=== STATED EXERCISE ===
Copy the material below from the line with "point-blue <box>620 532 632 543</box>" through the line with "point-blue <box>610 285 623 297</box>", both included, and give only those lines.

=== RECORDS SUPPLIED ===
┌────────

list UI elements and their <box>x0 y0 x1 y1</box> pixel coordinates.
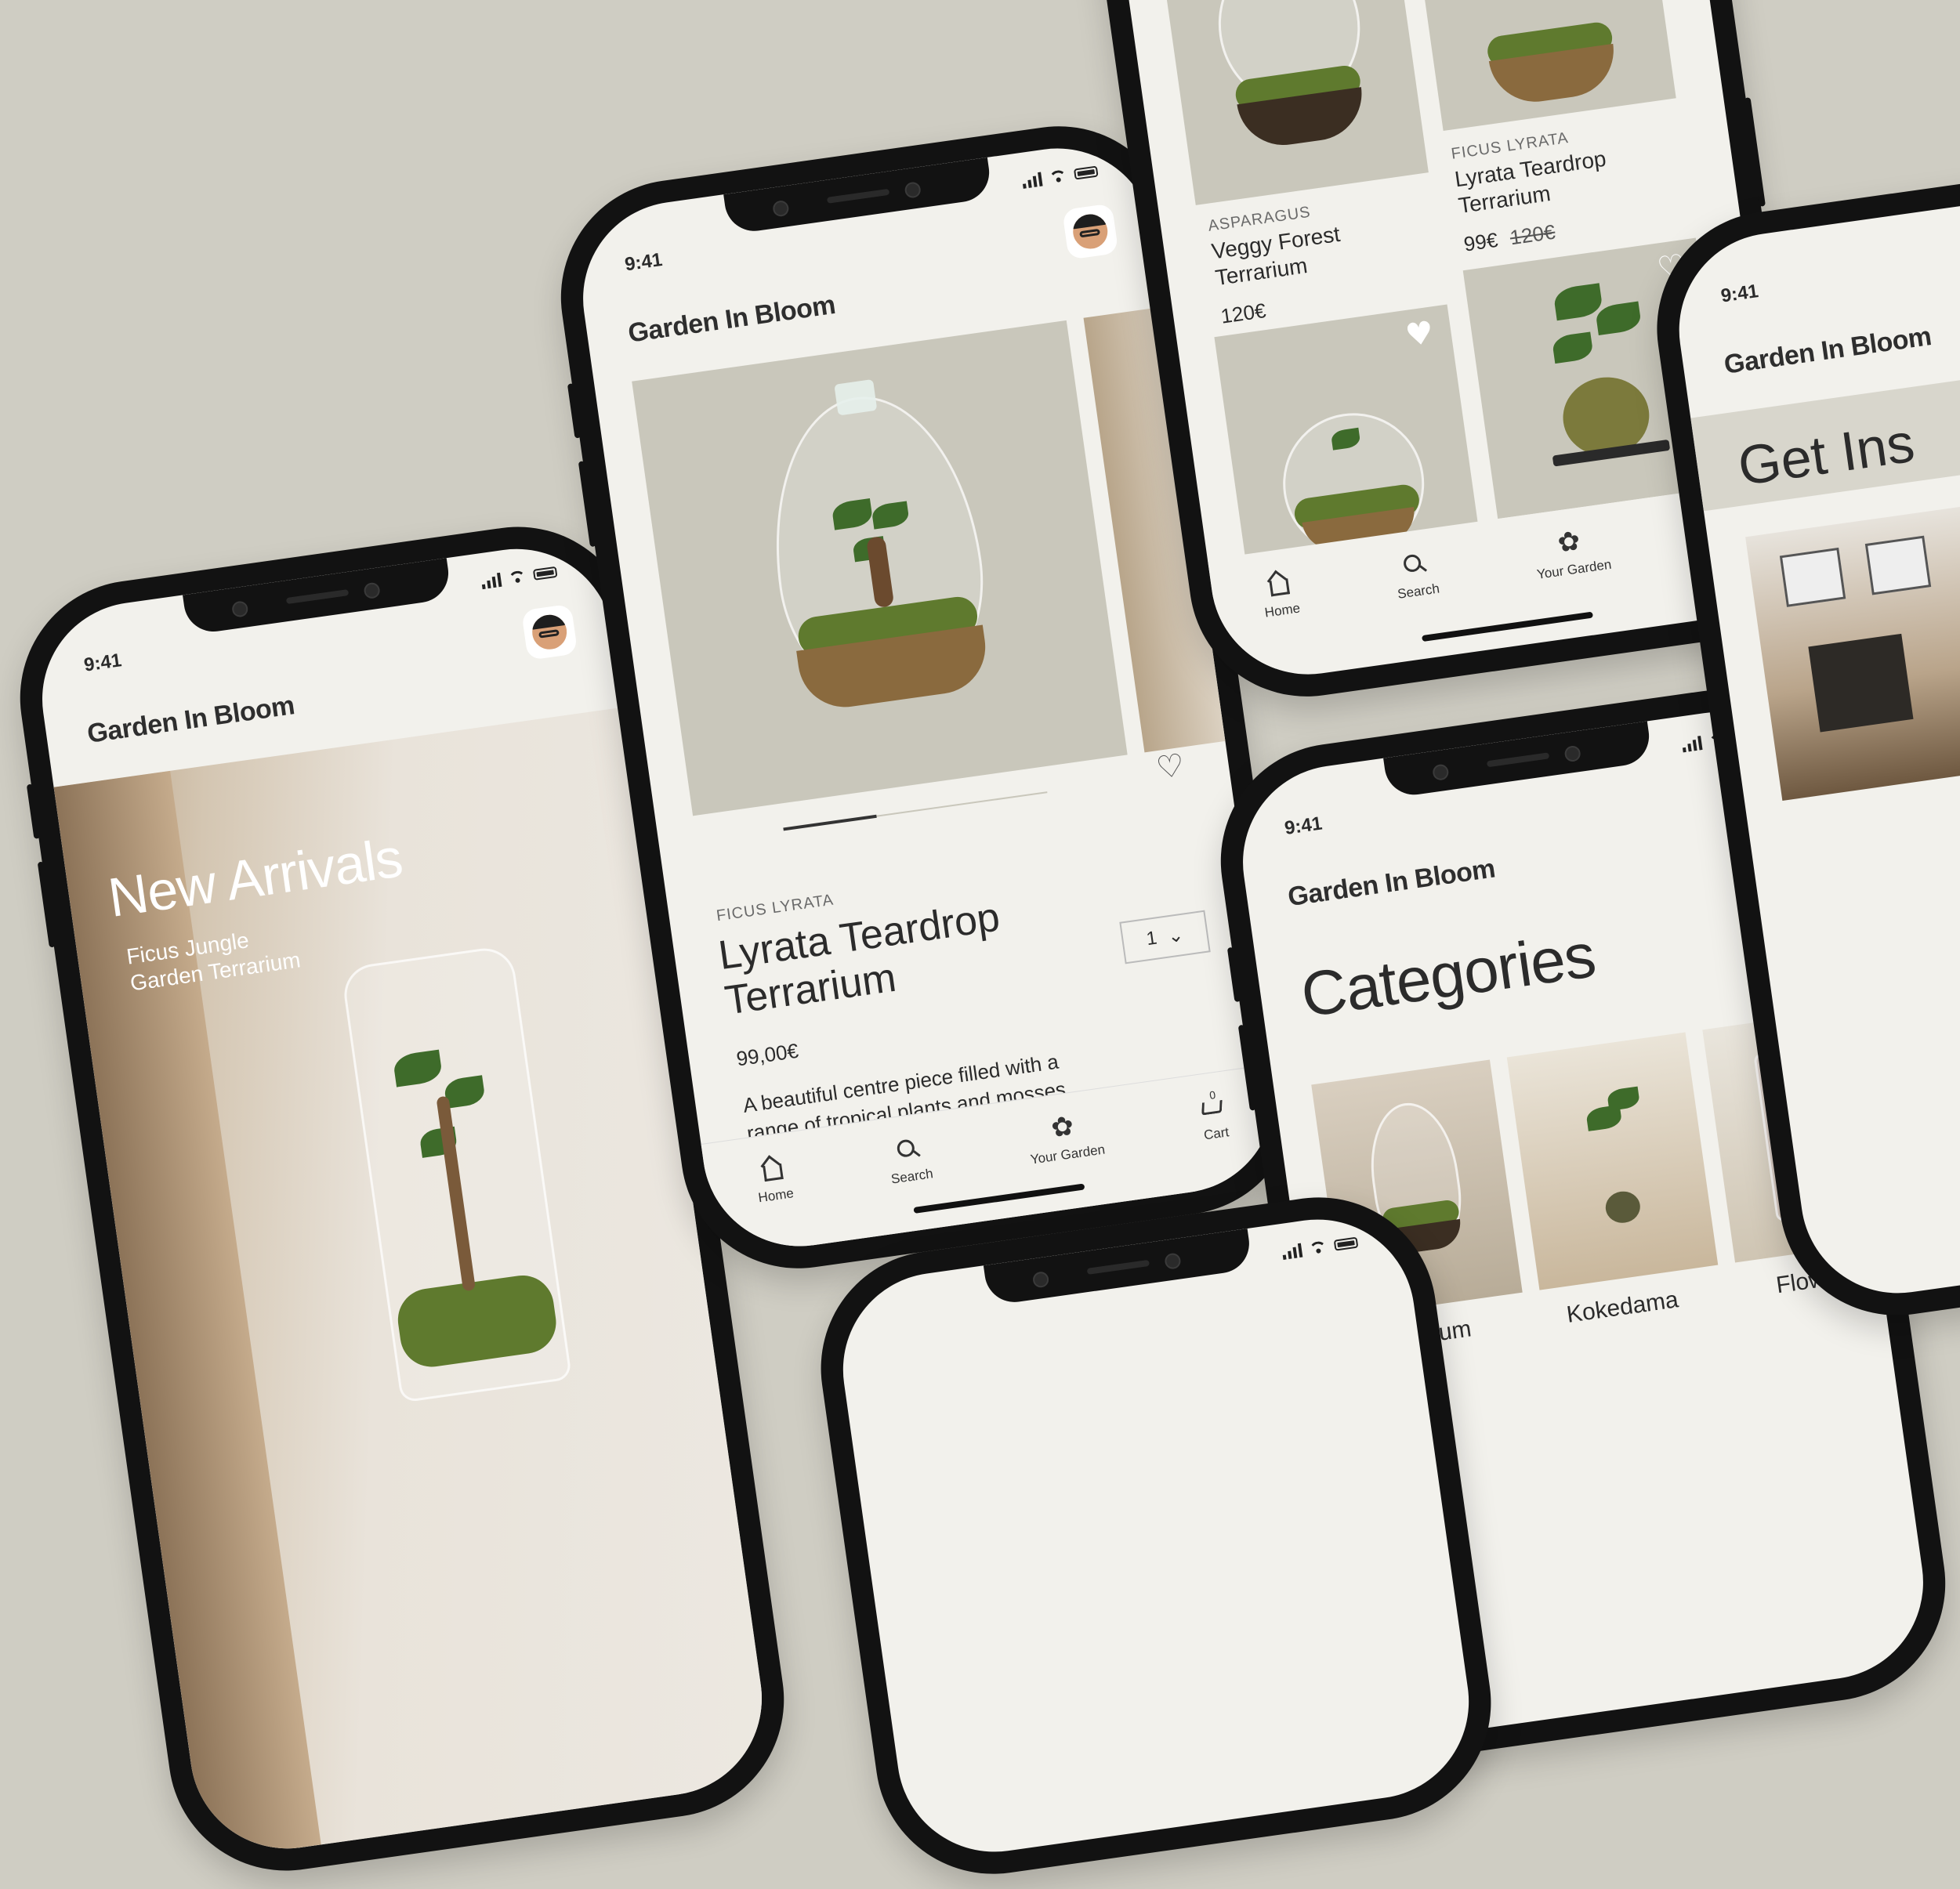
grid-image-2[interactable] <box>1412 0 1676 132</box>
tab-search[interactable]: Search <box>1392 548 1440 603</box>
tab-your-garden[interactable]: Your Garden <box>1531 524 1612 583</box>
product-image[interactable] <box>632 320 1128 816</box>
status-time: 9:41 <box>1719 280 1760 307</box>
cart-icon <box>1197 1091 1229 1124</box>
brand-title: Garden In Bloom <box>1722 321 1933 380</box>
wifi-icon <box>1049 169 1067 184</box>
quantity-select[interactable]: 1 ⌄ <box>1119 910 1211 964</box>
chevron-down-icon: ⌄ <box>1166 923 1185 948</box>
brand-title: Garden In Bloom <box>85 690 297 749</box>
search-icon <box>893 1134 925 1167</box>
signal-icon <box>1681 736 1703 753</box>
status-time: 9:41 <box>1283 812 1324 839</box>
grid-item2-old-price: 120€ <box>1508 219 1557 250</box>
inspiration-image[interactable] <box>1745 504 1960 802</box>
wifi-icon <box>508 570 527 584</box>
brand-title: Garden In Bloom <box>626 289 838 349</box>
battery-icon <box>1333 1236 1359 1251</box>
status-time: 9:41 <box>623 249 664 276</box>
brand-title: Garden In Bloom <box>1285 853 1498 913</box>
categories-title: Categories <box>1297 920 1600 1030</box>
flower-icon <box>1048 1113 1080 1145</box>
home-icon <box>756 1153 788 1185</box>
screen <box>830 1207 1482 1865</box>
avatar[interactable] <box>1062 203 1119 260</box>
grid-item2-price-value: 99€ <box>1462 227 1500 256</box>
quantity-value: 1 <box>1145 927 1159 950</box>
grid-item1-price: 120€ <box>1219 298 1268 328</box>
signal-icon <box>1021 172 1043 189</box>
signal-icon <box>1281 1243 1303 1260</box>
signal-icon <box>480 572 502 590</box>
avatar[interactable] <box>521 603 578 660</box>
home-icon <box>1263 569 1295 601</box>
favorite-icon[interactable]: ♡ <box>1154 747 1187 787</box>
category-label-kokedama[interactable]: Kokedama <box>1565 1286 1680 1329</box>
tab-search[interactable]: Search <box>886 1134 934 1188</box>
grid-item2-price: 99€ 120€ <box>1462 220 1556 257</box>
battery-icon <box>1073 165 1099 180</box>
category-image-kokedama[interactable] <box>1506 1032 1719 1290</box>
tab-home[interactable]: Home <box>1259 568 1302 621</box>
favorite-icon[interactable]: ♥ <box>1403 315 1436 355</box>
phone-partial-bottom <box>806 1182 1506 1889</box>
status-time: 9:41 <box>82 650 123 676</box>
tab-home[interactable]: Home <box>753 1153 795 1207</box>
grid-image-1[interactable] <box>1159 0 1429 205</box>
tab-your-garden[interactable]: Your Garden <box>1025 1109 1106 1168</box>
search-icon <box>1399 549 1431 581</box>
product-price: 99,00€ <box>734 1038 800 1071</box>
tab-cart[interactable]: Cart <box>1197 1091 1231 1143</box>
battery-icon <box>532 566 558 581</box>
flower-icon <box>1555 527 1587 559</box>
wifi-icon <box>1309 1240 1328 1255</box>
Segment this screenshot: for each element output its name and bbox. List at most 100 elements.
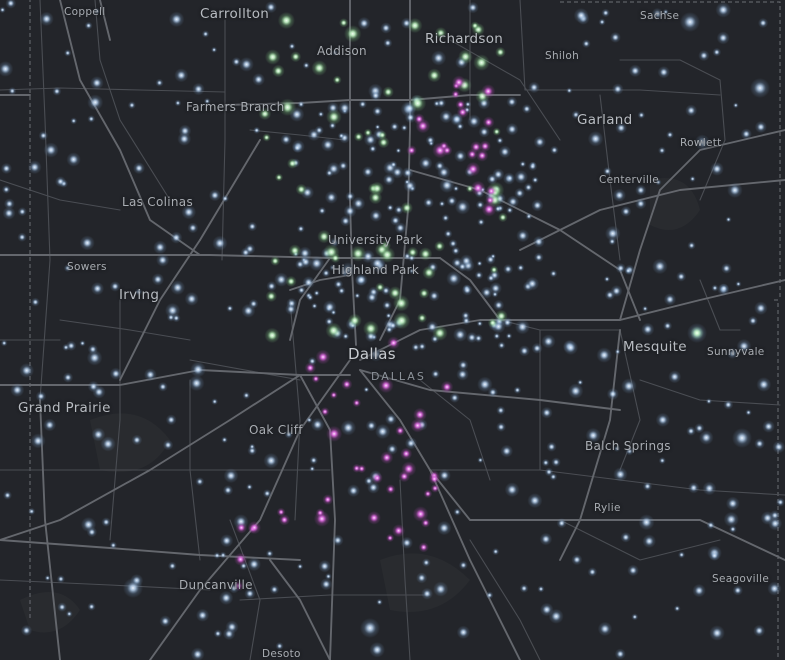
point-blue <box>620 532 632 543</box>
point-blue <box>109 367 122 380</box>
point-blue <box>57 602 67 612</box>
point-blue <box>758 17 769 29</box>
point-blue <box>170 280 186 295</box>
point-magenta <box>465 161 481 177</box>
point-blue <box>247 557 261 572</box>
point-blue <box>610 285 623 297</box>
point-blue <box>498 145 512 159</box>
map-canvas[interactable] <box>0 0 785 660</box>
point-blue <box>63 49 72 57</box>
point-blue <box>657 66 670 79</box>
point-blue <box>44 574 51 582</box>
point-blue <box>87 602 96 611</box>
point-blue <box>286 297 298 309</box>
point-blue <box>480 286 493 299</box>
point-blue <box>310 417 325 432</box>
point-blue <box>452 185 460 192</box>
point-blue <box>706 520 716 530</box>
point-green <box>473 54 490 71</box>
point-blue <box>347 484 360 498</box>
point-blue <box>537 585 545 593</box>
point-green <box>265 290 278 303</box>
point-blue <box>556 518 567 529</box>
point-blue <box>732 102 739 109</box>
point-blue <box>614 348 621 355</box>
point-blue <box>20 624 33 637</box>
point-blue <box>162 439 174 451</box>
point-blue <box>400 536 413 549</box>
place-label-las-colinas: Las Colinas <box>122 195 194 209</box>
point-blue <box>263 452 280 469</box>
point-blue <box>732 428 752 448</box>
point-green <box>264 49 281 65</box>
map-view[interactable]: Coppell Carrollton Addison Richardson Sachse… <box>0 0 785 660</box>
point-blue <box>598 18 606 26</box>
point-blue <box>55 176 66 188</box>
point-blue <box>87 115 96 123</box>
point-blue <box>753 624 766 637</box>
point-magenta <box>440 380 454 394</box>
point-magenta <box>352 398 362 408</box>
point-blue <box>79 340 86 347</box>
point-blue <box>608 237 617 246</box>
point-blue <box>19 363 35 378</box>
point-blue <box>531 199 544 212</box>
point-blue <box>658 146 666 155</box>
point-blue <box>642 534 656 548</box>
point-blue <box>491 290 499 298</box>
point-blue <box>190 647 205 660</box>
place-label-coppell: Coppell <box>64 6 106 18</box>
point-blue <box>280 133 292 146</box>
point-magenta <box>367 511 381 525</box>
point-blue <box>38 130 49 141</box>
point-magenta <box>400 447 413 460</box>
point-blue <box>467 114 481 129</box>
point-blue <box>541 334 556 349</box>
point-blue <box>222 485 234 496</box>
point-blue <box>123 578 143 598</box>
point-blue <box>0 162 12 175</box>
point-blue <box>297 285 306 295</box>
point-green <box>264 327 280 344</box>
place-label-sowers: Sowers <box>67 261 107 273</box>
point-blue <box>658 457 666 465</box>
place-label-university-park: University Park <box>328 233 423 247</box>
point-blue <box>597 621 613 637</box>
point-blue <box>603 275 611 283</box>
place-label-balch-springs: Balch Springs <box>585 439 671 453</box>
point-magenta <box>456 106 469 119</box>
point-green <box>287 158 298 169</box>
point-blue <box>457 359 469 371</box>
point-blue <box>709 625 725 641</box>
point-green <box>285 275 297 287</box>
point-blue <box>219 590 234 606</box>
point-blue <box>551 457 561 468</box>
point-blue <box>732 585 743 596</box>
point-blue <box>516 263 525 272</box>
point-blue <box>253 126 261 134</box>
point-blue <box>357 16 371 30</box>
point-blue <box>716 31 730 45</box>
point-blue <box>423 197 434 208</box>
point-green <box>495 46 506 58</box>
point-magenta <box>470 180 486 196</box>
point-blue <box>525 276 540 291</box>
point-blue <box>433 581 449 597</box>
point-blue <box>131 434 143 446</box>
point-blue <box>43 418 57 432</box>
point-blue <box>431 369 441 379</box>
point-blue <box>390 215 401 226</box>
point-blue <box>30 433 46 449</box>
point-blue <box>3 198 15 210</box>
point-magenta <box>386 533 395 543</box>
place-label-farmers-branch: Farmers Branch <box>186 100 285 114</box>
point-blue <box>52 86 62 96</box>
point-green <box>271 64 285 78</box>
point-blue <box>382 300 392 311</box>
point-blue <box>269 584 280 595</box>
point-green <box>270 256 281 266</box>
point-blue <box>375 423 391 440</box>
point-blue <box>337 132 345 140</box>
point-blue <box>101 517 111 527</box>
point-blue <box>612 188 627 202</box>
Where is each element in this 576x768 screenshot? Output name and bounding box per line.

└────────

=== CORRECT RESULT ===
point-blue <box>620 532 632 543</box>
point-blue <box>109 367 122 380</box>
point-blue <box>57 602 67 612</box>
point-blue <box>758 17 769 29</box>
point-blue <box>170 280 186 295</box>
point-magenta <box>465 161 481 177</box>
point-blue <box>247 557 261 572</box>
point-blue <box>610 285 623 297</box>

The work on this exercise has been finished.